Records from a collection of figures
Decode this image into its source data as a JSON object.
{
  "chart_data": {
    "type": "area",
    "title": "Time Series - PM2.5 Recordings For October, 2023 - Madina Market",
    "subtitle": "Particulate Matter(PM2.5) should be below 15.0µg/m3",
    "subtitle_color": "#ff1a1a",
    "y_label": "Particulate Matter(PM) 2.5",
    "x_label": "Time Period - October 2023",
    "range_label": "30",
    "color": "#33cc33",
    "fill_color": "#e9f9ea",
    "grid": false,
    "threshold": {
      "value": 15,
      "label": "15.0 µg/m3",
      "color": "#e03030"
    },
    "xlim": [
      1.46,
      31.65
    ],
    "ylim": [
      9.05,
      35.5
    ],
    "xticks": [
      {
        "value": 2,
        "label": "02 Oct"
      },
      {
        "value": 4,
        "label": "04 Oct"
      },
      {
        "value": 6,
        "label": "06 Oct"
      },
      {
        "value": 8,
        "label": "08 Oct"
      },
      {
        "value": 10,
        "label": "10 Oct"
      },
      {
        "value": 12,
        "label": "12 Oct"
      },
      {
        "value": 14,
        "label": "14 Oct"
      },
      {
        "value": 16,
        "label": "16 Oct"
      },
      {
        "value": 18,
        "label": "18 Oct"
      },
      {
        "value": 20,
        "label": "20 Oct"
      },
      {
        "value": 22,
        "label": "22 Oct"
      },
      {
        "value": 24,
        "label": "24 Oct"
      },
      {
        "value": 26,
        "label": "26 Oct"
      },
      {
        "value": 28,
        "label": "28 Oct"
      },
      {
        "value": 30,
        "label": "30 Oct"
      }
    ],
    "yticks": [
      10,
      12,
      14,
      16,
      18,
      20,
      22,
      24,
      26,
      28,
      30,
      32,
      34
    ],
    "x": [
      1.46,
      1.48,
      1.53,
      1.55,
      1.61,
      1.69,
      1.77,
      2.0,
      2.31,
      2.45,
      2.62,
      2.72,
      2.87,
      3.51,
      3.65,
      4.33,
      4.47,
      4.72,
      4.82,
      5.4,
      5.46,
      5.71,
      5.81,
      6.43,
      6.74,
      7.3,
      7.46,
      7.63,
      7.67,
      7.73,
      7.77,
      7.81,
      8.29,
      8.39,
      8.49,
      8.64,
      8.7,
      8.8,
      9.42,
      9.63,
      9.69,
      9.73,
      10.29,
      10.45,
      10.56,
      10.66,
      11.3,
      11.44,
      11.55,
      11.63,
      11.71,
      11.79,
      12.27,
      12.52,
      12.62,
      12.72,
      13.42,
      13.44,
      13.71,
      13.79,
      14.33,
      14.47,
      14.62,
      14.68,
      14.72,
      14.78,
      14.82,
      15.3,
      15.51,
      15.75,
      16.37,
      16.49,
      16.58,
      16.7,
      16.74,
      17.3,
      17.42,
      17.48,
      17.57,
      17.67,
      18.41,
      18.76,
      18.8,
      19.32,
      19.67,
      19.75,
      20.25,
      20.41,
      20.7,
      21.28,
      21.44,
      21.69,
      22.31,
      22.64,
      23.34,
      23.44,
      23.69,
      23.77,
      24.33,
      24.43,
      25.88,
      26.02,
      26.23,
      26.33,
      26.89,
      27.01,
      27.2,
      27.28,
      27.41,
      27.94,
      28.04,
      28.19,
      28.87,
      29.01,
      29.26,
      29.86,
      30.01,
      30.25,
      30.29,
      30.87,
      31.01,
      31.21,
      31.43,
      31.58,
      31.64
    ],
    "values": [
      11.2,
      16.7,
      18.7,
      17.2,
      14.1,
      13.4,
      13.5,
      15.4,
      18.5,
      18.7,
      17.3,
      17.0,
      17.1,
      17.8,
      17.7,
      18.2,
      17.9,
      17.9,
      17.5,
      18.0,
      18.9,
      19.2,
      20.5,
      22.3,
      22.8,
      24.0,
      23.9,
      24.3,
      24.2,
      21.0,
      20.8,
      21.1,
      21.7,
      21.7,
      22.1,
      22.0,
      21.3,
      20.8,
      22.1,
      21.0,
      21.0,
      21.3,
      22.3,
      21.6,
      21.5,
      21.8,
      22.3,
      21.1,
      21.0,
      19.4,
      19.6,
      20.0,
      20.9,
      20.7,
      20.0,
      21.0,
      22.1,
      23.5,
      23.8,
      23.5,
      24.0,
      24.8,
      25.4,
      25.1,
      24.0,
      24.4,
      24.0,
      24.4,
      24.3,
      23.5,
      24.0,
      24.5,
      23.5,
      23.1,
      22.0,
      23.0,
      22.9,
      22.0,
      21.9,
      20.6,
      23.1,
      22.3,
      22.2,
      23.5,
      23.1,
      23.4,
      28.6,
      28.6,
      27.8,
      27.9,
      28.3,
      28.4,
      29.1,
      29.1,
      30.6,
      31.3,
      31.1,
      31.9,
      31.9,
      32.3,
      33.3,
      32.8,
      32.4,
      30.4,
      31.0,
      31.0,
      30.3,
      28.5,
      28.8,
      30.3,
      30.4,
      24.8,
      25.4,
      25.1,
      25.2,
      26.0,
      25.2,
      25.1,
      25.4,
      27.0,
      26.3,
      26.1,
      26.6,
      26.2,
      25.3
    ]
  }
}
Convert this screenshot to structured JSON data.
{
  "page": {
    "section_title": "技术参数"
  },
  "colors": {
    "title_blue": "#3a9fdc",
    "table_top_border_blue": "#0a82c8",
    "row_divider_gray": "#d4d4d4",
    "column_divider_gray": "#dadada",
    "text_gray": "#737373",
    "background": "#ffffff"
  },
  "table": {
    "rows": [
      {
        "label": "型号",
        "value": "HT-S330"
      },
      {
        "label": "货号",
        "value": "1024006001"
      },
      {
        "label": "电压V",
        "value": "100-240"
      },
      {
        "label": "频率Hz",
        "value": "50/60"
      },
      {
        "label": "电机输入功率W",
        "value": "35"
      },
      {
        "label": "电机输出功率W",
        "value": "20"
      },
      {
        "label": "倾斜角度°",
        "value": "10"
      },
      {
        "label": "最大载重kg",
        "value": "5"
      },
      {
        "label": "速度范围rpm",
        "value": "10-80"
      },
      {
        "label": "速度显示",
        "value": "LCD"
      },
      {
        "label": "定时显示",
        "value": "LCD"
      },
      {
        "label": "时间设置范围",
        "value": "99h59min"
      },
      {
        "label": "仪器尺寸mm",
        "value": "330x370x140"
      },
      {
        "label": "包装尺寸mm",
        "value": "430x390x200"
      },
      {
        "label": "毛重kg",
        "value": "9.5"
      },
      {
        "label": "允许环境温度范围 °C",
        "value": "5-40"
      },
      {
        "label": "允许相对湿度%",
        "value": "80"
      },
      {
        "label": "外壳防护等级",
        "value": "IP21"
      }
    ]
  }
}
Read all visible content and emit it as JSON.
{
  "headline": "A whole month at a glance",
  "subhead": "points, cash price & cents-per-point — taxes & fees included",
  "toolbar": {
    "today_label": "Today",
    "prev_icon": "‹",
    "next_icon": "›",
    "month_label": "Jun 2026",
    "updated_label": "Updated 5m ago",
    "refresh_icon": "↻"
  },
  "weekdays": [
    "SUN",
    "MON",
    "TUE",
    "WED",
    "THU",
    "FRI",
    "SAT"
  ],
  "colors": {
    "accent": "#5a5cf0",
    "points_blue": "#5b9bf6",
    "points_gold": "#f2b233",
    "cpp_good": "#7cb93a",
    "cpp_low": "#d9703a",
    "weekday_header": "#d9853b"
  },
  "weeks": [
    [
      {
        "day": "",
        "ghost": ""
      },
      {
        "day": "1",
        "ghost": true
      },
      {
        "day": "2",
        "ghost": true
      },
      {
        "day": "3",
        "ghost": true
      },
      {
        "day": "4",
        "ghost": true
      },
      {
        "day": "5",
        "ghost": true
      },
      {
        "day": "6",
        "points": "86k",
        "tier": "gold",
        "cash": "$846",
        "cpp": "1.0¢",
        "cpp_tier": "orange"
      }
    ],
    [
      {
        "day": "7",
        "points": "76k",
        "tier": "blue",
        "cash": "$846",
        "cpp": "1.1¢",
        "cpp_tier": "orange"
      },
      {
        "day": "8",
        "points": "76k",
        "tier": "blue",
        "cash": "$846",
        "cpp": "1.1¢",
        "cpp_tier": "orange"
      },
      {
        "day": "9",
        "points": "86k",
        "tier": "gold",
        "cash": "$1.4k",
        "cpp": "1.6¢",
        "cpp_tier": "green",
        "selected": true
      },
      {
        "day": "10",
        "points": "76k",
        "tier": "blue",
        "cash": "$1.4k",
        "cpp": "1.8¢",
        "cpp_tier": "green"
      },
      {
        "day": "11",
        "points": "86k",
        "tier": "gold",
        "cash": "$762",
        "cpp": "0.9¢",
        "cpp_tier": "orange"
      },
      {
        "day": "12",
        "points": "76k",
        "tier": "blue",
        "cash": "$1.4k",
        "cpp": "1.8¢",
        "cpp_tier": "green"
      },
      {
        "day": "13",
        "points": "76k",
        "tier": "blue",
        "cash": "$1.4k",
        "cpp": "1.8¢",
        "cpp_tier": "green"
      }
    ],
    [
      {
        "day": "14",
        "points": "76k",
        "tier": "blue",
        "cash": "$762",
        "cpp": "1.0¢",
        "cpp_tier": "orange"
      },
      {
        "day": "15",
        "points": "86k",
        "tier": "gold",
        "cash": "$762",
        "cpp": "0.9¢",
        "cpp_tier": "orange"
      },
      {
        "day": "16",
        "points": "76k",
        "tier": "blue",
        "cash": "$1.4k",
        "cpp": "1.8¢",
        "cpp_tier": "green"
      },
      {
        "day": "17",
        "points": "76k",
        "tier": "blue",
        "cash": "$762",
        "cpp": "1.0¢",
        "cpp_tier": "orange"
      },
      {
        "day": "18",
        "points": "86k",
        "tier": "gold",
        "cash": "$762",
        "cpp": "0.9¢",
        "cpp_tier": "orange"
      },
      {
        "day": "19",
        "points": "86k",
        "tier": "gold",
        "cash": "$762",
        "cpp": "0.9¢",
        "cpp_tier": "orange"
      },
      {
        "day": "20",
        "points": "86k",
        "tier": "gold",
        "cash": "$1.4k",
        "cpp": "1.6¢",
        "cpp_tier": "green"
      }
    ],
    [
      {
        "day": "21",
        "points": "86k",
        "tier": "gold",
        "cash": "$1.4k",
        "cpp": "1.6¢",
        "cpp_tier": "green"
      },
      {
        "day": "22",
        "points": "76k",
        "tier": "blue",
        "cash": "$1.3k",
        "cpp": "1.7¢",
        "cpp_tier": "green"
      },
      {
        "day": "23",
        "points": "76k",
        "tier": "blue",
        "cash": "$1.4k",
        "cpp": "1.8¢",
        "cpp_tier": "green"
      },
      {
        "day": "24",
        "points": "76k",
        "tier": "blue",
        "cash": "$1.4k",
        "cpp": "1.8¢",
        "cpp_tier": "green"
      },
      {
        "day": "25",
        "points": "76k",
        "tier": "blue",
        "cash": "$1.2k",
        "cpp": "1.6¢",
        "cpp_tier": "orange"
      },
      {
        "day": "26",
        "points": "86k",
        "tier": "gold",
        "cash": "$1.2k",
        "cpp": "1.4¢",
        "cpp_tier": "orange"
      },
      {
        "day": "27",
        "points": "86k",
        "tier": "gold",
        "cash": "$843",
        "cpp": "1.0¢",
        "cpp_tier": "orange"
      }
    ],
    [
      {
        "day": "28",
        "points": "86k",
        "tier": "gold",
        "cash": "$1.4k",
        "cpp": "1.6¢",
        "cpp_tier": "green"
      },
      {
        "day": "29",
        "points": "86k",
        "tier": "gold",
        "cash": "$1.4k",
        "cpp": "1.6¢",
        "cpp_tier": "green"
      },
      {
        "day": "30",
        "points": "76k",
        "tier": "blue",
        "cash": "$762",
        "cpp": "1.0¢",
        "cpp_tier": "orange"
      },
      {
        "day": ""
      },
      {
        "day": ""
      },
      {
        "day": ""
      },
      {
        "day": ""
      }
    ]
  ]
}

*REQUEST:*
What is the number of lines holding the word "October"? State it alone.

*RESPONSE:*
2